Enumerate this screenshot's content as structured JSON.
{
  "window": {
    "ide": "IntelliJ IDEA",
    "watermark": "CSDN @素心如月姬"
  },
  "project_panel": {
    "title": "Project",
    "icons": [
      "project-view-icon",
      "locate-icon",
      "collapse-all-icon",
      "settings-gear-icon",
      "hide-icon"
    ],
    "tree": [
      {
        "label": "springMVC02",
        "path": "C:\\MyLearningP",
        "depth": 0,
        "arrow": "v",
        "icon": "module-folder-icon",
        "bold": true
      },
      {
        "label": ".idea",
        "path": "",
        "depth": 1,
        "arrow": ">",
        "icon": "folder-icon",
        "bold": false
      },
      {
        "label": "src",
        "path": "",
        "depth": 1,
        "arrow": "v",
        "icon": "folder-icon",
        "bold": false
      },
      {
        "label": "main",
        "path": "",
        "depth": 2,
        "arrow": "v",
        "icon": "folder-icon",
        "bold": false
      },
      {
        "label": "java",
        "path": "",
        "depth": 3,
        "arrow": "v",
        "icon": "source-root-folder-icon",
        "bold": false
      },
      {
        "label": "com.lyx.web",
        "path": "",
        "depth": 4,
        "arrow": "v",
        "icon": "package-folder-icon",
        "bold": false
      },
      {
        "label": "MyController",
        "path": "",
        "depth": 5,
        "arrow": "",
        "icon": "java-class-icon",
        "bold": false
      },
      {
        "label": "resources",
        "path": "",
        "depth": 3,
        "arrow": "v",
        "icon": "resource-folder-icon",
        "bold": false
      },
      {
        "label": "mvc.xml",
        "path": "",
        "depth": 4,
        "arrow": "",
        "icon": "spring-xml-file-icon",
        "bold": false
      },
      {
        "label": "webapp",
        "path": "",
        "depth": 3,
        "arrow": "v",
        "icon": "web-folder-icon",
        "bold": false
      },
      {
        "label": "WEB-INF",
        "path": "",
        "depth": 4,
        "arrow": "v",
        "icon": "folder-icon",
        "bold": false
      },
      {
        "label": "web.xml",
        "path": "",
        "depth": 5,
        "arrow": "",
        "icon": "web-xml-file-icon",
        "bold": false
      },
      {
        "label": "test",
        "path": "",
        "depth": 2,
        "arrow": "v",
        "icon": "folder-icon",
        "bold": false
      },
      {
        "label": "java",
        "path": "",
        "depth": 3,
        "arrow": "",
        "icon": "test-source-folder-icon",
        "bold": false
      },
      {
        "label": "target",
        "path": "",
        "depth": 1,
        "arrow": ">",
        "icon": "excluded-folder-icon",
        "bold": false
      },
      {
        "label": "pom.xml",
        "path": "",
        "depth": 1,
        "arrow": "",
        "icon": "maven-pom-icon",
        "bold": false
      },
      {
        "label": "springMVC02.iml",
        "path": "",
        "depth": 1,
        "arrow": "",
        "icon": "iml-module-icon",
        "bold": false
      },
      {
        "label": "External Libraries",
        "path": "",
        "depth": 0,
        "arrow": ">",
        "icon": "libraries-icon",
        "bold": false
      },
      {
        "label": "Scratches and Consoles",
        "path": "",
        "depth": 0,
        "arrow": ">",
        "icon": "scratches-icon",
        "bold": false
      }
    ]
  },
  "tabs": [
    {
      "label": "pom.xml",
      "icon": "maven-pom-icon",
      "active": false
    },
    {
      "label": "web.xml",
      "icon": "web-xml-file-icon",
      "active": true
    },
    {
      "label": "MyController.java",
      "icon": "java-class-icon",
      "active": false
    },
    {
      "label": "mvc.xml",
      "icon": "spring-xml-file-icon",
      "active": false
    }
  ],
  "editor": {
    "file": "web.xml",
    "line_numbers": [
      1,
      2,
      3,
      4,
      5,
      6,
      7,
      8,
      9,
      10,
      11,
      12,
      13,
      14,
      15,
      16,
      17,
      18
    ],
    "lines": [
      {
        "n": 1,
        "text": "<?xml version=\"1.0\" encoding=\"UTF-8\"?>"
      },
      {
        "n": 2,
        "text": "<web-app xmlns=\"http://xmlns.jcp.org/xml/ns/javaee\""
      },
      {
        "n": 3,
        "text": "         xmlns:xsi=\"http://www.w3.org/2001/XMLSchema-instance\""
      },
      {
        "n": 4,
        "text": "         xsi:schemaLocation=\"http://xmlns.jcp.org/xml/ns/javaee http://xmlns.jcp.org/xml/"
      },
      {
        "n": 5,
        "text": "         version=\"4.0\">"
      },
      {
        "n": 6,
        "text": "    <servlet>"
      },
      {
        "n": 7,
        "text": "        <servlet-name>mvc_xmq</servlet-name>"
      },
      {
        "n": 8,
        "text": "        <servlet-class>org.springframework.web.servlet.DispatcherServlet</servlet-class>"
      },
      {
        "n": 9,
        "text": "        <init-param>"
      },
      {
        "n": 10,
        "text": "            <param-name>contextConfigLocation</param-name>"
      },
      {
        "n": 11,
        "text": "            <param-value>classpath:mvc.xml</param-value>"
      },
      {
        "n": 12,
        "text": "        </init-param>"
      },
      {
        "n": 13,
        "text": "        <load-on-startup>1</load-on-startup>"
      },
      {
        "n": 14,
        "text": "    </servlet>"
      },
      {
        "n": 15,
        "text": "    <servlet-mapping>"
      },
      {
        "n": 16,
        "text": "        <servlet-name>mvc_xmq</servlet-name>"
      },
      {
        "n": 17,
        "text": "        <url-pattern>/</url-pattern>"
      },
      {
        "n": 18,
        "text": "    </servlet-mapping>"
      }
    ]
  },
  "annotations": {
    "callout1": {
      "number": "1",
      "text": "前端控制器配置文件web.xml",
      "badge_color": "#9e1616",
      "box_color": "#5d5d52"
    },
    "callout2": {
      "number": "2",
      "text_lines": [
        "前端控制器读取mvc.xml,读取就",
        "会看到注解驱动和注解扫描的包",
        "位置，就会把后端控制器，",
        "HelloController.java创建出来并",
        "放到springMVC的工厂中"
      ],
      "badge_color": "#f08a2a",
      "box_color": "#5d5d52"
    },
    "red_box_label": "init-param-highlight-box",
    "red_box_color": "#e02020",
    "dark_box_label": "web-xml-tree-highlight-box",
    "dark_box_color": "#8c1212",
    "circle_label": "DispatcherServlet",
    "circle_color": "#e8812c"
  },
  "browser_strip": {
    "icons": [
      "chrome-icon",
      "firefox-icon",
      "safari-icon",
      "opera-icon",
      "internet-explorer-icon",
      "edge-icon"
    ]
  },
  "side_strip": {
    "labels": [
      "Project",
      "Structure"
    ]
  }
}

###

Copy every line that includes the string "init" from the material above.

        "text": "        <init-param>"
        "text": "        </init-param>"
    "red_box_label": "init-param-highlight-box",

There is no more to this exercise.